__Stated task__: Drop the pictures from the entries below, then reproduce the rest exactly.

__Task material__:
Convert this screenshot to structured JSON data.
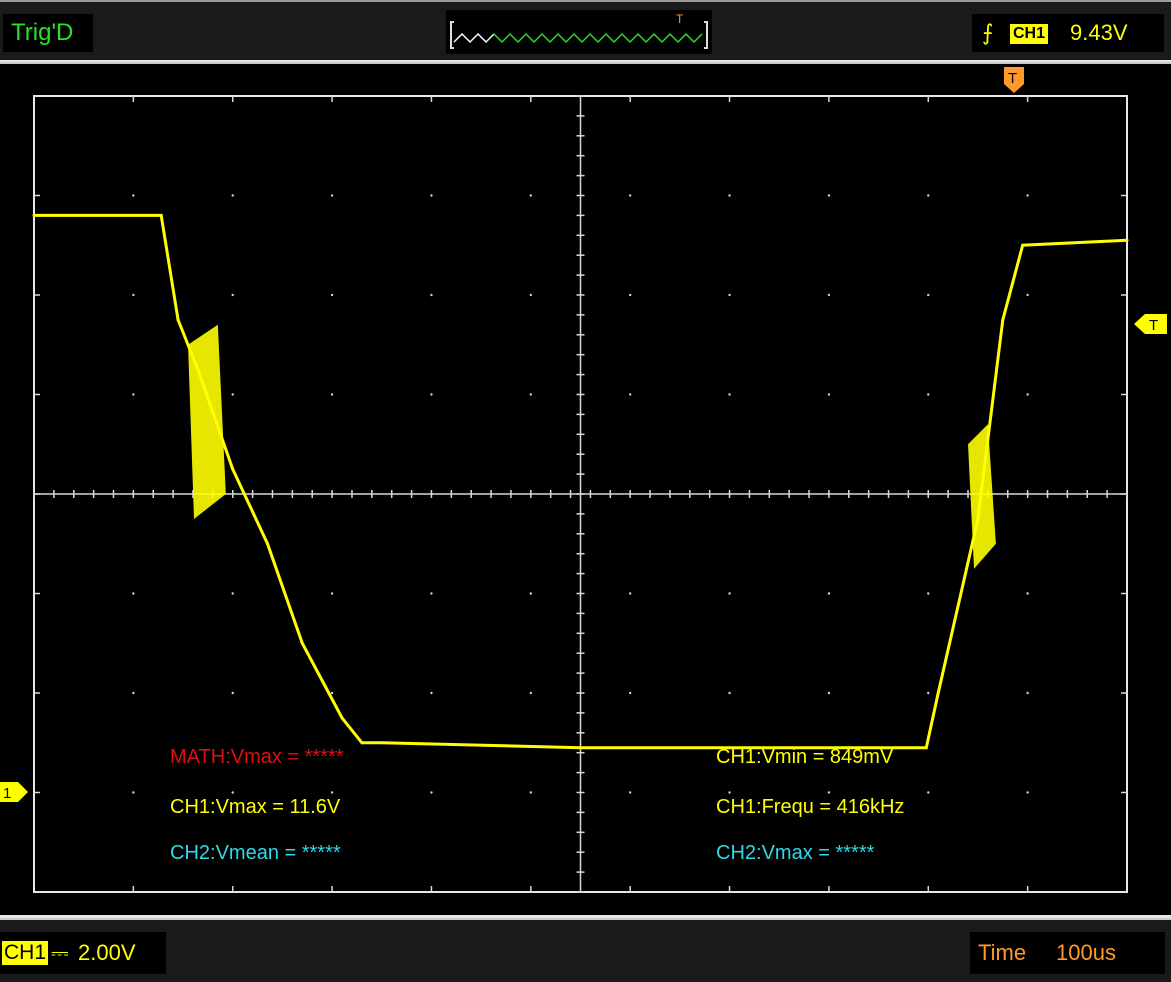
{
  "top": {
    "trig_status": "Trig'D",
    "mini_trigger_marker": "T",
    "trigger_edge_icon": "rising-edge-icon",
    "trigger_channel": "CH1",
    "trigger_level": "9.43V"
  },
  "markers": {
    "time_trigger": "T",
    "level_trigger": "T",
    "ch1_ground": "1"
  },
  "measurements": {
    "math_vmax": "MATH:Vmax = *****",
    "ch1_vmax": "CH1:Vmax = 11.6V",
    "ch2_vmean": "CH2:Vmean = *****",
    "ch1_vmin": "CH1:Vmin = 849mV",
    "ch1_freq": "CH1:Frequ = 416kHz",
    "ch2_vmax": "CH2:Vmax = *****"
  },
  "bottom": {
    "ch1_label": "CH1",
    "ch1_coupling": "⎓",
    "ch1_scale": "2.00V",
    "time_label": "Time",
    "time_base": "100us"
  },
  "colors": {
    "ch1": "#ffff00",
    "math": "#e01010",
    "ch2": "#30d8e8",
    "trigger_marker": "#ff9a2a",
    "status_green": "#28e028"
  },
  "chart_data": {
    "type": "line",
    "x_unit": "divisions",
    "y_unit": "V",
    "xlim": [
      0,
      11
    ],
    "ylim": [
      -8,
      8
    ],
    "series": [
      {
        "name": "CH1",
        "x": [
          0.0,
          1.28,
          1.45,
          1.65,
          2.0,
          2.35,
          2.7,
          3.1,
          3.3,
          3.5,
          5.5,
          7.0,
          8.98,
          9.1,
          9.5,
          9.75,
          9.95,
          11.0
        ],
        "y": [
          5.6,
          5.6,
          3.5,
          2.5,
          0.5,
          -1.0,
          -3.0,
          -4.5,
          -5.0,
          -5.0,
          -5.1,
          -5.1,
          -5.1,
          -4.0,
          -0.5,
          3.5,
          5.0,
          5.1
        ]
      }
    ]
  }
}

__Written solution__:
Convert this screenshot to structured JSON data.
{
  "top": {
    "trig_status": "Trig'D",
    "mini_trigger_marker": "T",
    "trigger_edge_icon": "rising-edge-icon",
    "trigger_channel": "CH1",
    "trigger_level": "9.43V"
  },
  "markers": {
    "time_trigger": "T",
    "level_trigger": "T",
    "ch1_ground": "1"
  },
  "measurements": {
    "math_vmax": "MATH:Vmax = *****",
    "ch1_vmax": "CH1:Vmax = 11.6V",
    "ch2_vmean": "CH2:Vmean = *****",
    "ch1_vmin": "CH1:Vmin = 849mV",
    "ch1_freq": "CH1:Frequ = 416kHz",
    "ch2_vmax": "CH2:Vmax = *****"
  },
  "bottom": {
    "ch1_label": "CH1",
    "ch1_coupling": "⎓",
    "ch1_scale": "2.00V",
    "time_label": "Time",
    "time_base": "100us"
  },
  "colors": {
    "ch1": "#ffff00",
    "math": "#e01010",
    "ch2": "#30d8e8",
    "trigger_marker": "#ff9a2a",
    "status_green": "#28e028"
  },
  "chart_data": {
    "type": "line",
    "x_unit": "divisions",
    "y_unit": "V",
    "xlim": [
      0,
      11
    ],
    "ylim": [
      -8,
      8
    ],
    "series": [
      {
        "name": "CH1",
        "x": [
          0.0,
          1.28,
          1.45,
          1.65,
          2.0,
          2.35,
          2.7,
          3.1,
          3.3,
          3.5,
          5.5,
          7.0,
          8.98,
          9.1,
          9.5,
          9.75,
          9.95,
          11.0
        ],
        "y": [
          5.6,
          5.6,
          3.5,
          2.5,
          0.5,
          -1.0,
          -3.0,
          -4.5,
          -5.0,
          -5.0,
          -5.1,
          -5.1,
          -5.1,
          -4.0,
          -0.5,
          3.5,
          5.0,
          5.1
        ]
      }
    ]
  }
}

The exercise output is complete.